What follows is a block of records; restate each one word for word.

■ ■ ■ ■

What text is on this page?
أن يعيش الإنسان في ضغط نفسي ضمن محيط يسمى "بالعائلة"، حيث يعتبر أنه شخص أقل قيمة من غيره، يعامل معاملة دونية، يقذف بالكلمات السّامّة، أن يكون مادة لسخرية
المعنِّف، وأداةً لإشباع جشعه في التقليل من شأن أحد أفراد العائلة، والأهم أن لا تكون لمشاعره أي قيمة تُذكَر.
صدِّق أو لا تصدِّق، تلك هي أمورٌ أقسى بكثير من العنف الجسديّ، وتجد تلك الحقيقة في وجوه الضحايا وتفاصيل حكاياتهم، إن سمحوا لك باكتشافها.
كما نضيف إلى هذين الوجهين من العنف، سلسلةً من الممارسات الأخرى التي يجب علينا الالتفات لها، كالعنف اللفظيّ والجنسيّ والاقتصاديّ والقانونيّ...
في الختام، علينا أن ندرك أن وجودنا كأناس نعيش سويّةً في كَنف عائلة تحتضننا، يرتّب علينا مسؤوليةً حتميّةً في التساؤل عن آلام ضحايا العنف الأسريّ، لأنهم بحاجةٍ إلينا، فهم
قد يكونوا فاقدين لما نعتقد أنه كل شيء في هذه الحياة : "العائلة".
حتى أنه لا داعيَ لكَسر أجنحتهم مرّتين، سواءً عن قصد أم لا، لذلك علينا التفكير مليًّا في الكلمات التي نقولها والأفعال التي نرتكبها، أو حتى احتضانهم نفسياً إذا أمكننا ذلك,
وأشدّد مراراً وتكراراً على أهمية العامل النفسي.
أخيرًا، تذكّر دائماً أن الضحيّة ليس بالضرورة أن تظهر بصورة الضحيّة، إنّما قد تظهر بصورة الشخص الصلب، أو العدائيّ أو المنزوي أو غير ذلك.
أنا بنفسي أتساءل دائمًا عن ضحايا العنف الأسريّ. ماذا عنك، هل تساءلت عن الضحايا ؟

■ ■ ■ ■

**Response below**:
What text is on this page?
أن يعيش الإنسان في ضغط نفسي ضمن محيط يسمى "بالعائلة"، حيث يعتبر أنه شخص أقل قيمة من غيره، يعامل معاملة دونية، يقذف بالكلمات السّامّة، أن يكون مادة لسخرية
المعنِّف، وأداةً لإشباع جشعه في التقليل من شأن أحد أفراد العائلة، والأهم أن لا تكون لمشاعره أي قيمة تُذكَر.
صدِّق أو لا تصدِّق، تلك هي أمورٌ أقسى بكثير من العنف الجسديّ، وتجد تلك الحقيقة في وجوه الضحايا وتفاصيل حكاياتهم، إن سمحوا لك باكتشافها.
كما نضيف إلى هذين الوجهين من العنف، سلسلةً من الممارسات الأخرى التي يجب علينا الالتفات لها، كالعنف اللفظيّ والجنسيّ والاقتصاديّ والقانونيّ...
في الختام، علينا أن ندرك أن وجودنا كأناس نعيش سويّةً في كَنف عائلة تحتضننا، يرتّب علينا مسؤوليةً حتميّةً في التساؤل عن آلام ضحايا العنف الأسريّ، لأنهم بحاجةٍ إلينا، فهم
قد يكونوا فاقدين لما نعتقد أنه كل شيء في هذه الحياة : "العائلة".
حتى أنه لا داعيَ لكَسر أجنحتهم مرّتين، سواءً عن قصد أم لا، لذلك علينا التفكير مليًّا في الكلمات التي نقولها والأفعال التي نرتكبها، أو حتى احتضانهم نفسياً إذا أمكننا ذلك,
وأشدّد مراراً وتكراراً على أهمية العامل النفسي.
أخيرًا، تذكّر دائماً أن الضحيّة ليس بالضرورة أن تظهر بصورة الضحيّة، إنّما قد تظهر بصورة الشخص الصلب، أو العدائيّ أو المنزوي أو غير ذلك.
أنا بنفسي أتساءل دائمًا عن ضحايا العنف الأسريّ. ماذا عنك، هل تساءلت عن الضحايا ؟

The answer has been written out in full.